Below are some records; retype all of them exactly.

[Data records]
○ ○ ○ ○ ○ ○ ○
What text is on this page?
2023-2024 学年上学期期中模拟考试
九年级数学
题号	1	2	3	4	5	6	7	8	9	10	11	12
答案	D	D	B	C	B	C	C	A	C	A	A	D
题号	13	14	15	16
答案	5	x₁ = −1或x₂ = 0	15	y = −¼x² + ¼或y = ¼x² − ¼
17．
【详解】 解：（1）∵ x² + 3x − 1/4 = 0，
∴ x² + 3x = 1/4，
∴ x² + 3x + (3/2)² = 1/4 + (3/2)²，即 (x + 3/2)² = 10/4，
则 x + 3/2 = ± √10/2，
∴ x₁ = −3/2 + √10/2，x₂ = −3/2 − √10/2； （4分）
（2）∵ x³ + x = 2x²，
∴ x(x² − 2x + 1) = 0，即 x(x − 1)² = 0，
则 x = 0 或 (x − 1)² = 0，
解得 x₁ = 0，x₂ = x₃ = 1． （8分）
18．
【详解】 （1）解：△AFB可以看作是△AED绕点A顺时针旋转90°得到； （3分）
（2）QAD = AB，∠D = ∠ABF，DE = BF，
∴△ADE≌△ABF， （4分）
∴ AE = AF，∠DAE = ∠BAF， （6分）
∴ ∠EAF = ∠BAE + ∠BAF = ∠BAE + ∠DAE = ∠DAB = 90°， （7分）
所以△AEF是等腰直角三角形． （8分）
○ ○ ○ ○ ○ ○ ○
**Exercise response**.
What text is on this page?
2023-2024 学年上学期期中模拟考试
九年级数学
题号	1	2	3	4	5	6	7	8	9	10	11	12
答案	D	D	B	C	B	C	C	A	C	A	A	D
题号	13	14	15	16
答案	5	x₁ = −1或x₂ = 0	15	y = −¼x² + ¼或y = ¼x² − ¼
17．
【详解】 解：（1）∵ x² + 3x − 1/4 = 0，
∴ x² + 3x = 1/4，
∴ x² + 3x + (3/2)² = 1/4 + (3/2)²，即 (x + 3/2)² = 10/4，
则 x + 3/2 = ± √10/2，
∴ x₁ = −3/2 + √10/2，x₂ = −3/2 − √10/2； （4分）
（2）∵ x³ + x = 2x²，
∴ x(x² − 2x + 1) = 0，即 x(x − 1)² = 0，
则 x = 0 或 (x − 1)² = 0，
解得 x₁ = 0，x₂ = x₃ = 1． （8分）
18．
【详解】 （1）解：△AFB可以看作是△AED绕点A顺时针旋转90°得到； （3分）
（2）QAD = AB，∠D = ∠ABF，DE = BF，
∴△ADE≌△ABF， （4分）
∴ AE = AF，∠DAE = ∠BAF， （6分）
∴ ∠EAF = ∠BAE + ∠BAF = ∠BAE + ∠DAE = ∠DAB = 90°， （7分）
所以△AEF是等腰直角三角形． （8分）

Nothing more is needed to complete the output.